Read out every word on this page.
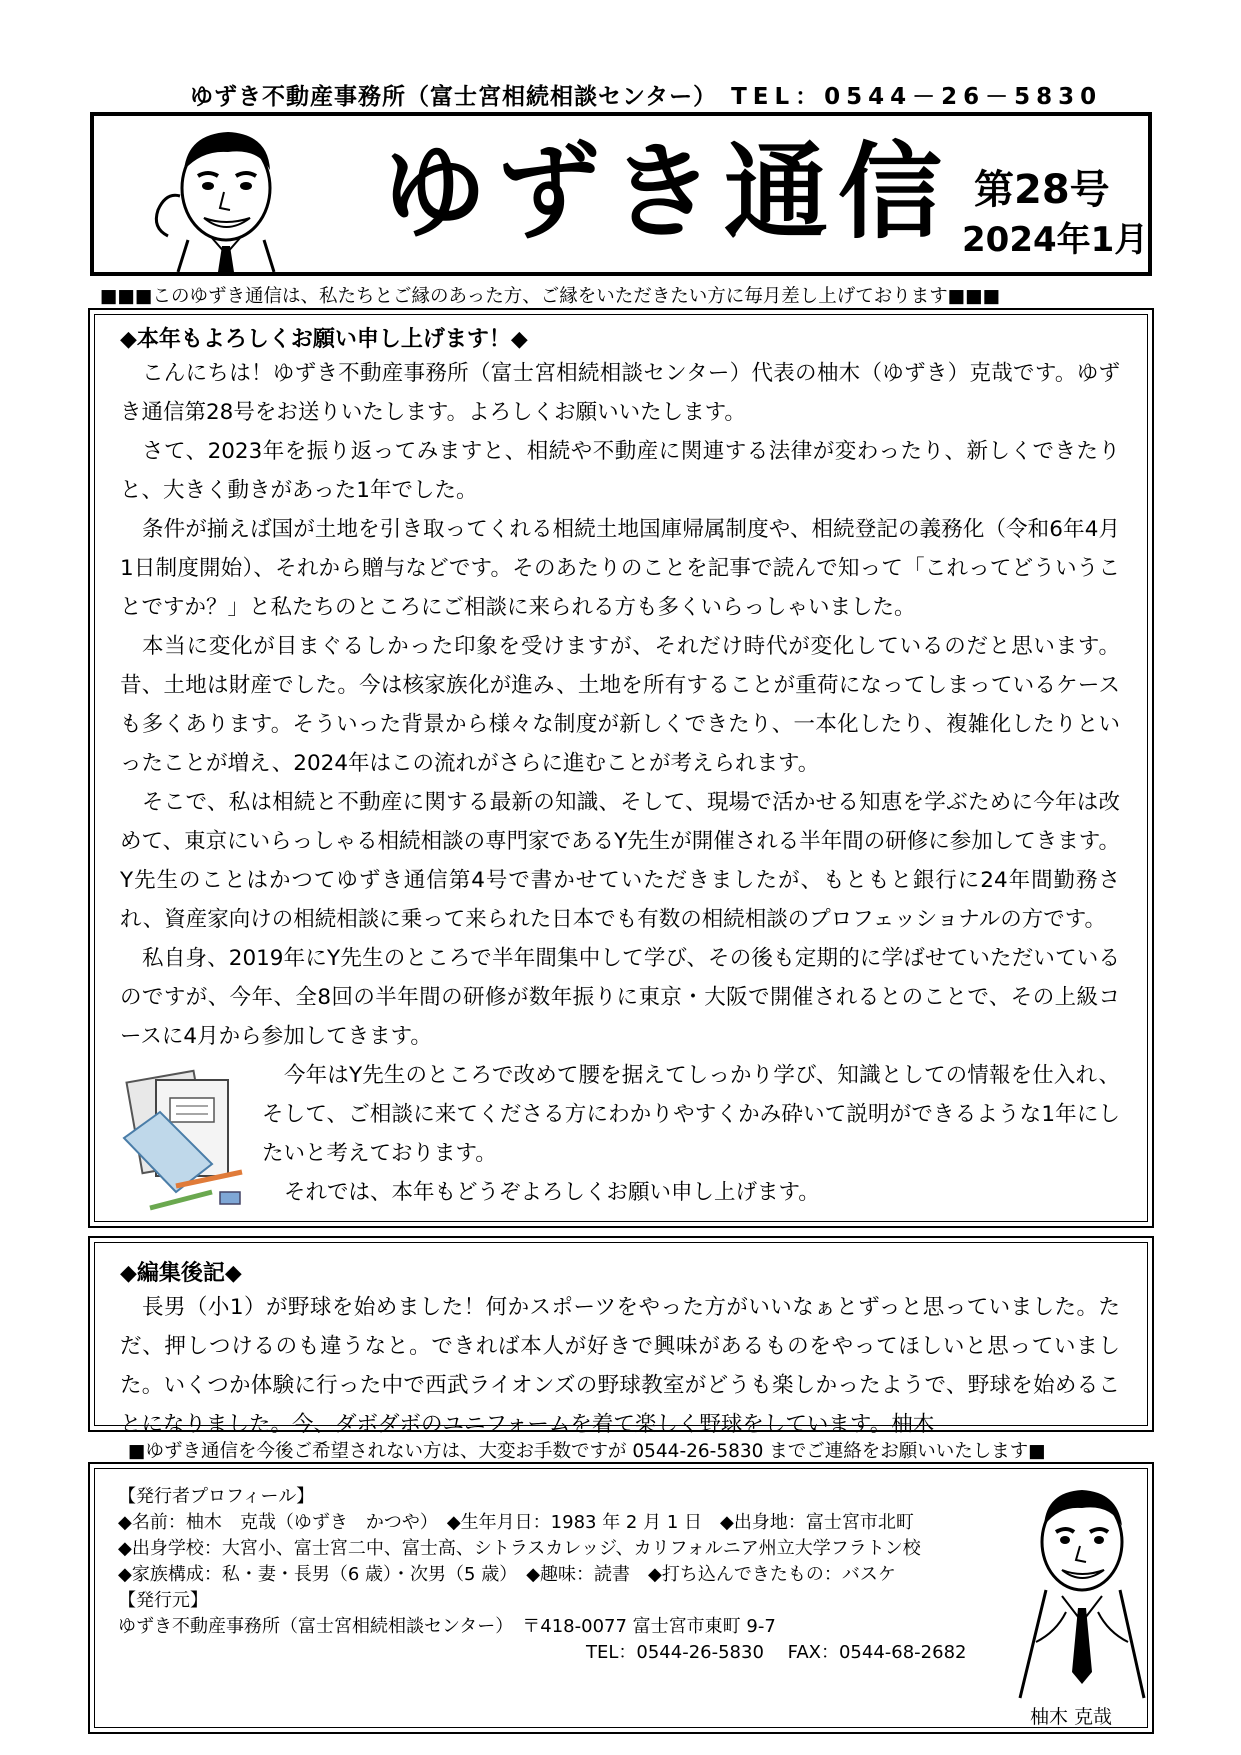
ゆずき不動産事務所（富士宮相続相談センター） TEL：0544－26－5830
ゆずき通信 第28号
2024年1月
■■■このゆずき通信は、私たちとご縁のあった方、ご縁をいただきたい方に毎月差し上げております■■■
◆本年もよろしくお願い申し上げます！◆
こんにちは！ゆずき不動産事務所（富士宮相続相談センター）代表の柚木（ゆずき）克哉です。ゆずき通信第28号をお送りいたします。よろしくお願いいたします。
さて、2023年を振り返ってみますと、相続や不動産に関連する法律が変わったり、新しくできたりと、大きく動きがあった1年でした。
条件が揃えば国が土地を引き取ってくれる相続土地国庫帰属制度や、相続登記の義務化（令和6年4月1日制度開始）、それから贈与などです。そのあたりのことを記事で読んで知って「これってどういうことですか？」と私たちのところにご相談に来られる方も多くいらっしゃいました。
本当に変化が目まぐるしかった印象を受けますが、それだけ時代が変化しているのだと思います。昔、土地は財産でした。今は核家族化が進み、土地を所有することが重荷になってしまっているケースも多くあります。そういった背景から様々な制度が新しくできたり、一本化したり、複雑化したりといったことが増え、2024年はこの流れがさらに進むことが考えられます。
そこで、私は相続と不動産に関する最新の知識、そして、現場で活かせる知恵を学ぶために今年は改めて、東京にいらっしゃる相続相談の専門家であるY先生が開催される半年間の研修に参加してきます。Y先生のことはかつてゆずき通信第4号で書かせていただきましたが、もともと銀行に24年間勤務され、資産家向けの相続相談に乗って来られた日本でも有数の相続相談のプロフェッショナルの方です。
私自身、2019年にY先生のところで半年間集中して学び、その後も定期的に学ばせていただいているのですが、今年、全8回の半年間の研修が数年振りに東京・大阪で開催されるとのことで、その上級コースに4月から参加してきます。
今年はY先生のところで改めて腰を据えてしっかり学び、知識としての情報を仕入れ、そして、ご相談に来てくださる方にわかりやすくかみ砕いて説明ができるような1年にしたいと考えております。
それでは、本年もどうぞよろしくお願い申し上げます。
◆編集後記◆
長男（小1）が野球を始めました！何かスポーツをやった方がいいなぁとずっと思っていました。ただ、押しつけるのも違うなと。できれば本人が好きで興味があるものをやってほしいと思っていました。いくつか体験に行った中で西武ライオンズの野球教室がどうも楽しかったようで、野球を始めることになりました。今、ダボダボのユニフォームを着て楽しく野球をしています。柚木
■ゆずき通信を今後ご希望されない方は、大変お手数ですが 0544-26-5830 までご連絡をお願いいたします■
【発行者プロフィール】
◆名前：柚木　克哉（ゆずき　かつや）　◆生年月日：1983 年 2 月 1 日　◆出身地：富士宮市北町
◆出身学校：大宮小、富士宮二中、富士高、シトラスカレッジ、カリフォルニア州立大学フラトン校
◆家族構成：私・妻・長男（6 歳）・次男（5 歳）　◆趣味：読書　◆打ち込んできたもの：バスケ
【発行元】
ゆずき不動産事務所（富士宮相続相談センター）　〒418-0077 富士宮市東町 9-7
TEL：0544-26-5830　 FAX：0544-68-2682
柚木 克哉
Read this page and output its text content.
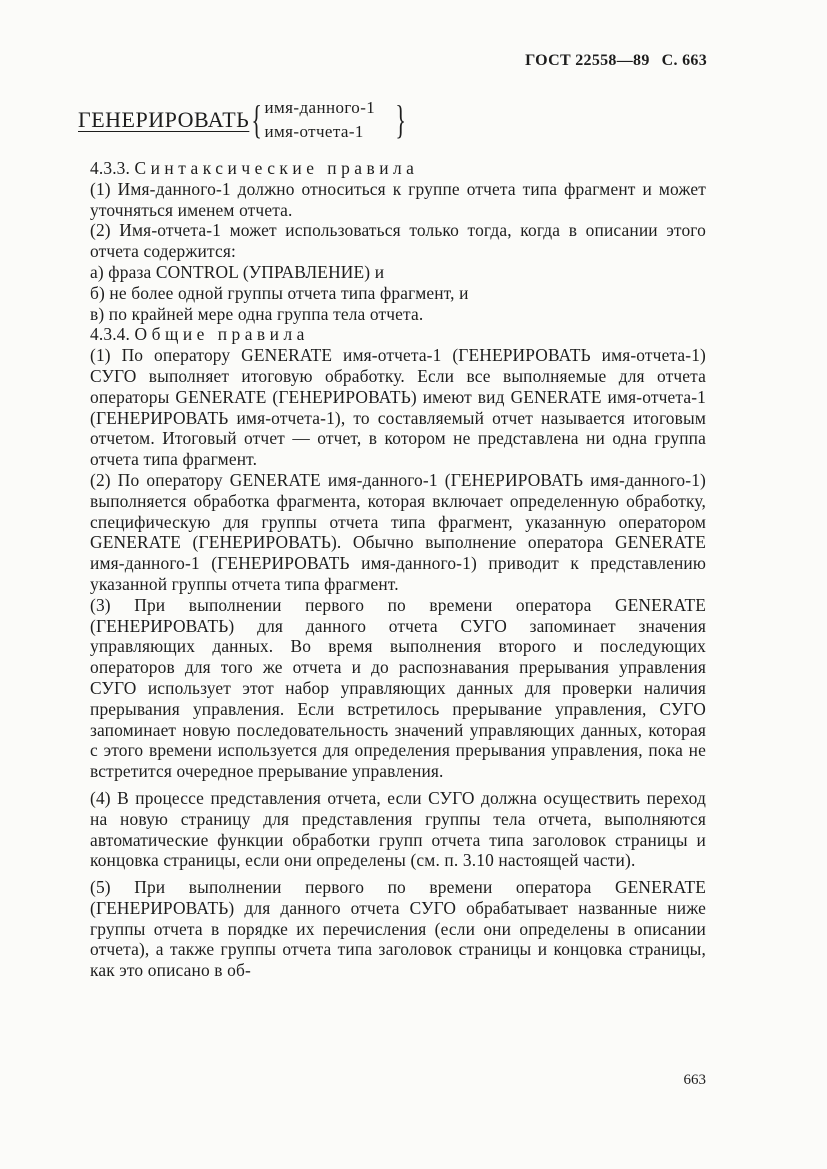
ГОСТ 22558—89 С. 663
ГЕНЕРИРОВАТЬ { имя-данного-1
имя-отчета-1 }

4.3.3. Синтаксические правила

(1) Имя-данного-1 должно относиться к группе отчета типа фрагмент и может уточняться именем отчета.

(2) Имя-отчета-1 может использоваться только тогда, когда в описании этого отчета содержится:

а) фраза CONTROL (УПРАВЛЕНИЕ) и

б) не более одной группы отчета типа фрагмент, и

в) по крайней мере одна группа тела отчета.

4.3.4. Общие правила

(1) По оператору GENERATE имя-отчета-1 (ГЕНЕРИРОВАТЬ имя-отчета-1) СУГО выполняет итоговую обработку. Если все выполняемые для отчета операторы GENERATE (ГЕНЕРИРОВАТЬ) имеют вид GENERATE имя-отчета-1 (ГЕНЕРИРОВАТЬ имя-отчета-1), то составляемый отчет называется итоговым отчетом. Итоговый отчет — отчет, в котором не представлена ни одна группа отчета типа фрагмент.

(2) По оператору GENERATE имя-данного-1 (ГЕНЕРИРОВАТЬ имя-данного-1) выполняется обработка фрагмента, которая включает определенную обработку, специфическую для группы отчета типа фрагмент, указанную оператором GENERATE (ГЕНЕРИРОВАТЬ). Обычно выполнение оператора GENERATE имя-данного-1 (ГЕНЕРИРОВАТЬ имя-данного-1) приводит к представлению указанной группы отчета типа фрагмент.

(3) При выполнении первого по времени оператора GENERATE (ГЕНЕРИРОВАТЬ) для данного отчета СУГО запоминает значения управляющих данных. Во время выполнения второго и последующих операторов для того же отчета и до распознавания прерывания управления СУГО использует этот набор управляющих данных для проверки наличия прерывания управления. Если встретилось прерывание управления, СУГО запоминает новую последовательность значений управляющих данных, которая с этого времени используется для определения прерывания управления, пока не встретится очередное прерывание управления.

(4) В процессе представления отчета, если СУГО должна осуществить переход на новую страницу для представления группы тела отчета, выполняются автоматические функции обработки групп отчета типа заголовок страницы и концовка страницы, если они определены (см. п. 3.10 настоящей части).

(5) При выполнении первого по времени оператора GENERATE (ГЕНЕРИРОВАТЬ) для данного отчета СУГО обрабатывает названные ниже группы отчета в порядке их перечисления (если они определены в описании отчета), а также группы отчета типа заголовок страницы и концовка страницы, как это описано в об-

663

[TASK]: What comes back should match the records exactly, minus any pictures.

[RESULT OF THE EXERCISE]:
Read out every word on this page.
ゆずき不動産事務所（富士宮相続相談センター） TEL：0544－26－5830
ゆずき通信 第28号
2024年1月
■■■このゆずき通信は、私たちとご縁のあった方、ご縁をいただきたい方に毎月差し上げております■■■
◆本年もよろしくお願い申し上げます！◆
こんにちは！ゆずき不動産事務所（富士宮相続相談センター）代表の柚木（ゆずき）克哉です。ゆずき通信第28号をお送りいたします。よろしくお願いいたします。
さて、2023年を振り返ってみますと、相続や不動産に関連する法律が変わったり、新しくできたりと、大きく動きがあった1年でした。
条件が揃えば国が土地を引き取ってくれる相続土地国庫帰属制度や、相続登記の義務化（令和6年4月1日制度開始）、それから贈与などです。そのあたりのことを記事で読んで知って「これってどういうことですか？」と私たちのところにご相談に来られる方も多くいらっしゃいました。
本当に変化が目まぐるしかった印象を受けますが、それだけ時代が変化しているのだと思います。昔、土地は財産でした。今は核家族化が進み、土地を所有することが重荷になってしまっているケースも多くあります。そういった背景から様々な制度が新しくできたり、一本化したり、複雑化したりといったことが増え、2024年はこの流れがさらに進むことが考えられます。
そこで、私は相続と不動産に関する最新の知識、そして、現場で活かせる知恵を学ぶために今年は改めて、東京にいらっしゃる相続相談の専門家であるY先生が開催される半年間の研修に参加してきます。Y先生のことはかつてゆずき通信第4号で書かせていただきましたが、もともと銀行に24年間勤務され、資産家向けの相続相談に乗って来られた日本でも有数の相続相談のプロフェッショナルの方です。
私自身、2019年にY先生のところで半年間集中して学び、その後も定期的に学ばせていただいているのですが、今年、全8回の半年間の研修が数年振りに東京・大阪で開催されるとのことで、その上級コースに4月から参加してきます。
今年はY先生のところで改めて腰を据えてしっかり学び、知識としての情報を仕入れ、そして、ご相談に来てくださる方にわかりやすくかみ砕いて説明ができるような1年にしたいと考えております。
それでは、本年もどうぞよろしくお願い申し上げます。
◆編集後記◆
長男（小1）が野球を始めました！何かスポーツをやった方がいいなぁとずっと思っていました。ただ、押しつけるのも違うなと。できれば本人が好きで興味があるものをやってほしいと思っていました。いくつか体験に行った中で西武ライオンズの野球教室がどうも楽しかったようで、野球を始めることになりました。今、ダボダボのユニフォームを着て楽しく野球をしています。柚木
■ゆずき通信を今後ご希望されない方は、大変お手数ですが 0544-26-5830 までご連絡をお願いいたします■
【発行者プロフィール】
◆名前：柚木　克哉（ゆずき　かつや）　◆生年月日：1983 年 2 月 1 日　◆出身地：富士宮市北町
◆出身学校：大宮小、富士宮二中、富士高、シトラスカレッジ、カリフォルニア州立大学フラトン校
◆家族構成：私・妻・長男（6 歳）・次男（5 歳）　◆趣味：読書　◆打ち込んできたもの：バスケ
【発行元】
ゆずき不動産事務所（富士宮相続相談センター）　〒418-0077 富士宮市東町 9-7
TEL：0544-26-5830　 FAX：0544-68-2682
柚木 克哉
Read this page and output its text content.
ГОСТ 22558—89 С. 663
ГЕНЕРИРОВАТЬ { имя-данного-1
имя-отчета-1 }

4.3.3. Синтаксические правила

(1) Имя-данного-1 должно относиться к группе отчета типа фрагмент и может уточняться именем отчета.

(2) Имя-отчета-1 может использоваться только тогда, когда в описании этого отчета содержится:

а) фраза CONTROL (УПРАВЛЕНИЕ) и

б) не более одной группы отчета типа фрагмент, и

в) по крайней мере одна группа тела отчета.

4.3.4. Общие правила

(1) По оператору GENERATE имя-отчета-1 (ГЕНЕРИРОВАТЬ имя-отчета-1) СУГО выполняет итоговую обработку. Если все выполняемые для отчета операторы GENERATE (ГЕНЕРИРОВАТЬ) имеют вид GENERATE имя-отчета-1 (ГЕНЕРИРОВАТЬ имя-отчета-1), то составляемый отчет называется итоговым отчетом. Итоговый отчет — отчет, в котором не представлена ни одна группа отчета типа фрагмент.

(2) По оператору GENERATE имя-данного-1 (ГЕНЕРИРОВАТЬ имя-данного-1) выполняется обработка фрагмента, которая включает определенную обработку, специфическую для группы отчета типа фрагмент, указанную оператором GENERATE (ГЕНЕРИРОВАТЬ). Обычно выполнение оператора GENERATE имя-данного-1 (ГЕНЕРИРОВАТЬ имя-данного-1) приводит к представлению указанной группы отчета типа фрагмент.

(3) При выполнении первого по времени оператора GENERATE (ГЕНЕРИРОВАТЬ) для данного отчета СУГО запоминает значения управляющих данных. Во время выполнения второго и последующих операторов для того же отчета и до распознавания прерывания управления СУГО использует этот набор управляющих данных для проверки наличия прерывания управления. Если встретилось прерывание управления, СУГО запоминает новую последовательность значений управляющих данных, которая с этого времени используется для определения прерывания управления, пока не встретится очередное прерывание управления.

(4) В процессе представления отчета, если СУГО должна осуществить переход на новую страницу для представления группы тела отчета, выполняются автоматические функции обработки групп отчета типа заголовок страницы и концовка страницы, если они определены (см. п. 3.10 настоящей части).

(5) При выполнении первого по времени оператора GENERATE (ГЕНЕРИРОВАТЬ) для данного отчета СУГО обрабатывает названные ниже группы отчета в порядке их перечисления (если они определены в описании отчета), а также группы отчета типа заголовок страницы и концовка страницы, как это описано в об-

663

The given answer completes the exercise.